» COMPLETE THE FOLLOWING
A - Transcribe the post about the old galvanized pipes from "This month Hubby" up to and including "leaks in the basement.".
B - Write the next part of the post about the old galvanized pipes, starting right after its last sentence.

» EXCERPT TO READ
BEGIN
Sunday, December 09, 2007

Ungalvanized

For the past 60 years our little bungalow has had galvanized pipes which meant, of course, that the corroding in them decreased the water pressure just a little more each year, until this year, when we suddenly were down to a mere trickle, if that.

Also the pipes were springing leaks at an alarming rate. When Hubby was hospitalized in April of 2006 the second night he was there I came home to a flooding basement. I had to sneak into the hospital at 1 a.m. to ask him just where the heck the shut-off valve was to the water (I was too stressed to remember -- and the hospital phones to patient rooms shut down at midnight).

This month Hubby found a another, newer leak in the basement. He's frustrated by his lack of strength to fix these things himself, but he's more than capable of supervising help. In came a little crew that he'd gathered (I don't ask myself where these men come from, I just accept them as they parade through and then camp out in the basement) and they spent the next four days fighting pipe leaks in the basement.

Each time one pipe was fixed, another one sprang a leak. Initially, they determined that three major leaks existed but as they removed one corroded pipe after another, they sort of lost count. I'd like to say we put in copper piping, but we didn't. We went plastic all the way -- so much cheaper.
END
» GIVEN DATA
BEGIN
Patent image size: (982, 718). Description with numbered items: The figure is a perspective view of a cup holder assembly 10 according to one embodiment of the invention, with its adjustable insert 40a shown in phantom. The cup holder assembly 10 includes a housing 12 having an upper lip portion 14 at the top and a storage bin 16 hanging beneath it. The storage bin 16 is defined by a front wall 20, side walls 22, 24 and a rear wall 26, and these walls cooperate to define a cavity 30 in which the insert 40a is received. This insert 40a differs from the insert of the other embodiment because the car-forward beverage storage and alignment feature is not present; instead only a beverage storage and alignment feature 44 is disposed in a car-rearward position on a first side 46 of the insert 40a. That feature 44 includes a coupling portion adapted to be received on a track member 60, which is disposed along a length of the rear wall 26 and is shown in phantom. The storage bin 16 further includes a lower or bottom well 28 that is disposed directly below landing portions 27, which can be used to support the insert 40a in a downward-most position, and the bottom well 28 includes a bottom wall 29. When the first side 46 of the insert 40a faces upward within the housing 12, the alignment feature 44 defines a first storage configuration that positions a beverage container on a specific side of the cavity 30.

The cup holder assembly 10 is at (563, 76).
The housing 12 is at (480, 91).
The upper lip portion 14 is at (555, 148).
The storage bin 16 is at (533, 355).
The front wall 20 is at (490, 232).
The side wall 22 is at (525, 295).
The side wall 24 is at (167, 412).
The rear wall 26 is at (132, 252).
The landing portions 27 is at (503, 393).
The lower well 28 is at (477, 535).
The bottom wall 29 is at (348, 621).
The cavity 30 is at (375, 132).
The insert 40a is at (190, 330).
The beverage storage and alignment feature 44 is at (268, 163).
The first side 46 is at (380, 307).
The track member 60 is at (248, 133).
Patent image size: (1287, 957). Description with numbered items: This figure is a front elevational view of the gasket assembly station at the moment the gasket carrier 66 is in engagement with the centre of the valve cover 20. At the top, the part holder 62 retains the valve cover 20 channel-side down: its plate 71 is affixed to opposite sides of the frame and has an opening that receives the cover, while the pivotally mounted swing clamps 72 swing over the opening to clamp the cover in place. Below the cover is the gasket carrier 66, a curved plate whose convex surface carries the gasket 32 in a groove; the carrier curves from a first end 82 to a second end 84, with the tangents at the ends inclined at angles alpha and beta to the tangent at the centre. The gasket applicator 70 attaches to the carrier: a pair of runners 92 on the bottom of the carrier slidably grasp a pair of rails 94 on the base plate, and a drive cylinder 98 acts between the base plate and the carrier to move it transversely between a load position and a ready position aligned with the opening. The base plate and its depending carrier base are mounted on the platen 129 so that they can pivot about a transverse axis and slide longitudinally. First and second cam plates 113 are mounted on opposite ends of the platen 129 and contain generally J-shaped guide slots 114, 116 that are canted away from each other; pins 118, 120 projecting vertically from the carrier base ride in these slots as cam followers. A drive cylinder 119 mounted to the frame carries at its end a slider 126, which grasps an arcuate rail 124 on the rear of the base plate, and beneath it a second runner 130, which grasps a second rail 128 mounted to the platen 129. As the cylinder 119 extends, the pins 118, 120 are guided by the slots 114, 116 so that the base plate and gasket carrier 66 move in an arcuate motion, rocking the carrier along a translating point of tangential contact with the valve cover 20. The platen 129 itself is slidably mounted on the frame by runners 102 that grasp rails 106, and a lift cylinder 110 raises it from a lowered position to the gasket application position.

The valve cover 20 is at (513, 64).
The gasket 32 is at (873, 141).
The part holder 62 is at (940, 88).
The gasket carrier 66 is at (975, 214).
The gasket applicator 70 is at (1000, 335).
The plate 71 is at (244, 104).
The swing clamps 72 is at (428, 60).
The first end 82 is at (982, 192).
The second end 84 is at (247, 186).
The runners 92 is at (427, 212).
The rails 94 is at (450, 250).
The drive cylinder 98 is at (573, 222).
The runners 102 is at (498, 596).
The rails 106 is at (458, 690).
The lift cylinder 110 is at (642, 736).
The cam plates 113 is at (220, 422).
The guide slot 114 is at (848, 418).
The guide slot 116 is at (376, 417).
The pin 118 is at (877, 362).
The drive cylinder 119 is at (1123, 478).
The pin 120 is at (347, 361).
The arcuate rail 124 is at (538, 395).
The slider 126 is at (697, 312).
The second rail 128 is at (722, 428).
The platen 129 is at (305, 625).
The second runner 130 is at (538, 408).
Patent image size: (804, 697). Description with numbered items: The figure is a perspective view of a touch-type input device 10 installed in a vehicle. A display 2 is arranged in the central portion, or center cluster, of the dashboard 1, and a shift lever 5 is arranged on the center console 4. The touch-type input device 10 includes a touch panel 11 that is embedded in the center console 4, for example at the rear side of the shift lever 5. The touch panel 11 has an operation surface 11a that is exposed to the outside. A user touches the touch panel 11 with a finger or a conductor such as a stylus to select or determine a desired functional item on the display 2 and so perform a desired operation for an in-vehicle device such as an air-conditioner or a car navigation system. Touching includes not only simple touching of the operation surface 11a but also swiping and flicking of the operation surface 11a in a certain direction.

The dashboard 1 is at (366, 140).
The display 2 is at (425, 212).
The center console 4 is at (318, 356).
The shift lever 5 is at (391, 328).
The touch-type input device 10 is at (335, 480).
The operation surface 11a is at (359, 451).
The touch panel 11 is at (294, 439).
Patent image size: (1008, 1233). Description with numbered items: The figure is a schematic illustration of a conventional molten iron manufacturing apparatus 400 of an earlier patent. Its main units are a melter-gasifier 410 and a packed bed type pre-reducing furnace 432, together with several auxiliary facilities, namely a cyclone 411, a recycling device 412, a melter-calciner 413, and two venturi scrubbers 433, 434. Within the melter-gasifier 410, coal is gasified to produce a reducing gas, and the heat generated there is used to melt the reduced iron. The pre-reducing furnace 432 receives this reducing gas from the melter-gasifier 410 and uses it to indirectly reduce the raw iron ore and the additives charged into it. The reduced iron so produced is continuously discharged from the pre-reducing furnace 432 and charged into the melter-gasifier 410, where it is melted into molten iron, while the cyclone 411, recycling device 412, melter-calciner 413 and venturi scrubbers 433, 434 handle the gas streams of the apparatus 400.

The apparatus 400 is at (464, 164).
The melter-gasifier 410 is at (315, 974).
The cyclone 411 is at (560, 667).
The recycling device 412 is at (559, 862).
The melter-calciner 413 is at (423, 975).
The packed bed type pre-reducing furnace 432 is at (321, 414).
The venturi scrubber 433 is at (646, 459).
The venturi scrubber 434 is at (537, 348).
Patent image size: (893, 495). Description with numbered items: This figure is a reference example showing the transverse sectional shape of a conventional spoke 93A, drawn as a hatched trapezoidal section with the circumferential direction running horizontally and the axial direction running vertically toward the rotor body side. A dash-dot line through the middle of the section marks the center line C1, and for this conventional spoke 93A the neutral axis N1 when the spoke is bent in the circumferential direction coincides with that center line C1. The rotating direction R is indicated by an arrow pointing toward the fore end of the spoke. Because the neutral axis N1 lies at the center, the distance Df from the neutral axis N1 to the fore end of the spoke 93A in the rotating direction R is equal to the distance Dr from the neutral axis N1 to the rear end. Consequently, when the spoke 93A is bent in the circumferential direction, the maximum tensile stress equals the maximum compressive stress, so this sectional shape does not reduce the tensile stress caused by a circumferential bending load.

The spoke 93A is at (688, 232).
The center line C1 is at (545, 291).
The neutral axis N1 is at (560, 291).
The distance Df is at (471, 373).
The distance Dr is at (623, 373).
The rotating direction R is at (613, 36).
END
» RESPONSES BY TASK
A -
This month Hubby found a another, newer leak in the basement. He's frustrated by his lack of strength to fix these things himself, but he's more than capable of supervising help. In came a little crew that he'd gathered (I don't ask myself where these men come from, I just accept them as they parade through and then camp out in the basement) and they spent the next four days fighting pipe leaks in the basement.

B -
For two days this week we had no water in the house. The first night we couldn't even flush the toilet, much less take a bath. The second night they saw to it that at least the toilet would semi-flush. Dishes piled up in the sink, everything under each sink was unloaded and strewn on the floors, and pipe joints appeared everywhere. Also, they drilled new holes in the floor to bring new piping into the bath and kitchen, creating mounds of nasty sawdust.

By putting on blinders and shutting down, I managed to exist through the chaos. Suddenly, Hubby claimed they were done. "You can take a bath tonight, Babe," hubby proudly announced. I trudged through the debris now littering my bathroom floor and cabinets, and dutifully turned on the water -- and -- AND -- a full stream of hot water poured -- NO GUSHED -- from the faucet. I hadn't seen that much water in . . .well . . . maybe fifteen years.

I'm still learning how to adjust the new faucets (hot water actually must now be mixed with cold - what a unique thought!) while I'm slowly cleaning up the messes (there's even plastic piping in the living -- I ask you, how did they get the pipe into the living room?). But it's wonderful to have fully functioning water streams in this house. This has been a great Christmas gift.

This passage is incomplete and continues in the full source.